RECORD LIST -
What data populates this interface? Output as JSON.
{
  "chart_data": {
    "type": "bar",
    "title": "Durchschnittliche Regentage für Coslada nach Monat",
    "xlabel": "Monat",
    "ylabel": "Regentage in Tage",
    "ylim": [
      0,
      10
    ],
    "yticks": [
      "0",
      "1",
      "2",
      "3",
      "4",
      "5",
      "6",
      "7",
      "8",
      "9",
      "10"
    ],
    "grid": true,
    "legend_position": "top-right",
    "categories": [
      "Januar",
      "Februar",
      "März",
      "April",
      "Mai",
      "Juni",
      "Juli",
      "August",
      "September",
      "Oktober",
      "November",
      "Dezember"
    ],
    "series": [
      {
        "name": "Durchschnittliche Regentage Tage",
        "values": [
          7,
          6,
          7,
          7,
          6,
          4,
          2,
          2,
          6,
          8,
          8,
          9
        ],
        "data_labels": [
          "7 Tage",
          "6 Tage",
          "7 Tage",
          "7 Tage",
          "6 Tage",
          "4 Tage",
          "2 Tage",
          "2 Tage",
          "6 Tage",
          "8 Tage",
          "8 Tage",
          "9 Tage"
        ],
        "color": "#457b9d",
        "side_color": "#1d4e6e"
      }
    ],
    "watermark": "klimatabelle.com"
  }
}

STATED EXERCISE - Give the listing again, word for word.

EXERCISE ANSWER -
What data populates this interface? Output as JSON.
{
  "chart_data": {
    "type": "bar",
    "title": "Durchschnittliche Regentage für Coslada nach Monat",
    "xlabel": "Monat",
    "ylabel": "Regentage in Tage",
    "ylim": [
      0,
      10
    ],
    "yticks": [
      "0",
      "1",
      "2",
      "3",
      "4",
      "5",
      "6",
      "7",
      "8",
      "9",
      "10"
    ],
    "grid": true,
    "legend_position": "top-right",
    "categories": [
      "Januar",
      "Februar",
      "März",
      "April",
      "Mai",
      "Juni",
      "Juli",
      "August",
      "September",
      "Oktober",
      "November",
      "Dezember"
    ],
    "series": [
      {
        "name": "Durchschnittliche Regentage Tage",
        "values": [
          7,
          6,
          7,
          7,
          6,
          4,
          2,
          2,
          6,
          8,
          8,
          9
        ],
        "data_labels": [
          "7 Tage",
          "6 Tage",
          "7 Tage",
          "7 Tage",
          "6 Tage",
          "4 Tage",
          "2 Tage",
          "2 Tage",
          "6 Tage",
          "8 Tage",
          "8 Tage",
          "9 Tage"
        ],
        "color": "#457b9d",
        "side_color": "#1d4e6e"
      }
    ],
    "watermark": "klimatabelle.com"
  }
}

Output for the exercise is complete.